Take every line that has the string "pour" and copy it out.
-- start of Available records --
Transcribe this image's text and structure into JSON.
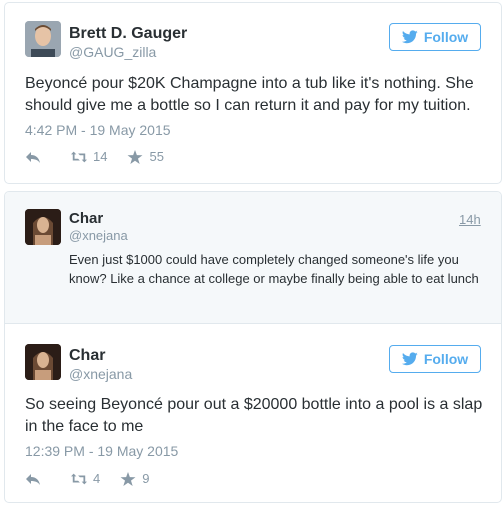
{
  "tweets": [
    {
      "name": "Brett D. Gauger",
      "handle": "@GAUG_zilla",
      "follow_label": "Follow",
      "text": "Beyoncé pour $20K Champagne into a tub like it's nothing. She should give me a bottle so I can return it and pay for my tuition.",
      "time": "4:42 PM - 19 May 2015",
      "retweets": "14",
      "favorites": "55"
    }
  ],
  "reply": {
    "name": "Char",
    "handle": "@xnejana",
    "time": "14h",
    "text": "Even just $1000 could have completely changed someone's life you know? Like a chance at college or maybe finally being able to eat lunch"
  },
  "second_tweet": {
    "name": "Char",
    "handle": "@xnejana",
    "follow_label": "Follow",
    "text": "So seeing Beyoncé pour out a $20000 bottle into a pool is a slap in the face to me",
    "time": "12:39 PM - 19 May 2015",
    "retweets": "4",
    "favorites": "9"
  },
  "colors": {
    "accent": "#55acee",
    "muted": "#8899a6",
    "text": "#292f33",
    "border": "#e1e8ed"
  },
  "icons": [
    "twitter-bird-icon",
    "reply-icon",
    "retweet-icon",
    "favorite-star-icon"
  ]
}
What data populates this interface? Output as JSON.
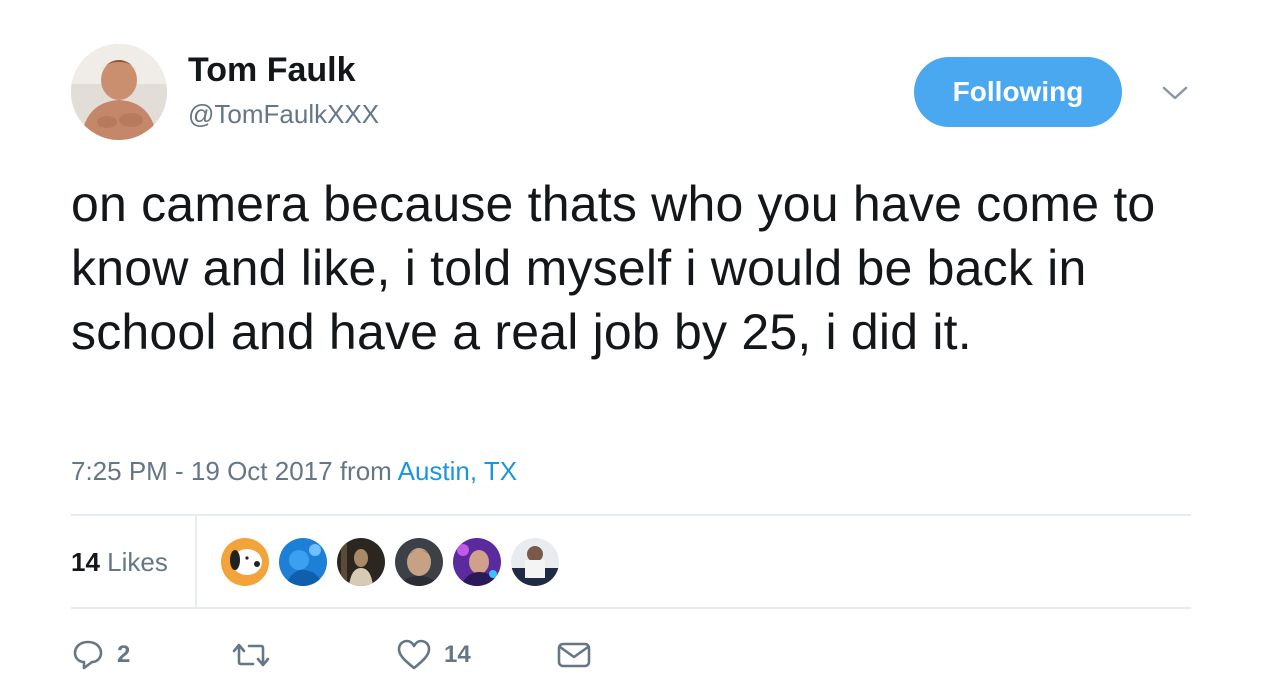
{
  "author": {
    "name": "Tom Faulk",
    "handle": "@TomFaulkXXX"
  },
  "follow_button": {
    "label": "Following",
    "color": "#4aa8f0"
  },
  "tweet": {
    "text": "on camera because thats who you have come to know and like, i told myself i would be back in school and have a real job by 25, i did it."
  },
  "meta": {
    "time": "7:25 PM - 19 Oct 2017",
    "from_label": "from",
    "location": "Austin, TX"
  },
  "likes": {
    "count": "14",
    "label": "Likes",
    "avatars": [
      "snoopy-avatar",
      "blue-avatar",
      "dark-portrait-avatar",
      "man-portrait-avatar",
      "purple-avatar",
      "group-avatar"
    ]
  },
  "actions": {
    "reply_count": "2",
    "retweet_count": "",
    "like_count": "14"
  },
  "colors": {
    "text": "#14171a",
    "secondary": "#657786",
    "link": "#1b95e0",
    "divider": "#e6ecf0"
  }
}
-- end of Available records --
[Solution to the exercise]
      "text": "Beyoncé pour $20K Champagne into a tub like it's nothing. She should give me a bottle so I can return it and pay for my tuition.",
    "text": "So seeing Beyoncé pour out a $20000 bottle into a pool is a slap in the face to me",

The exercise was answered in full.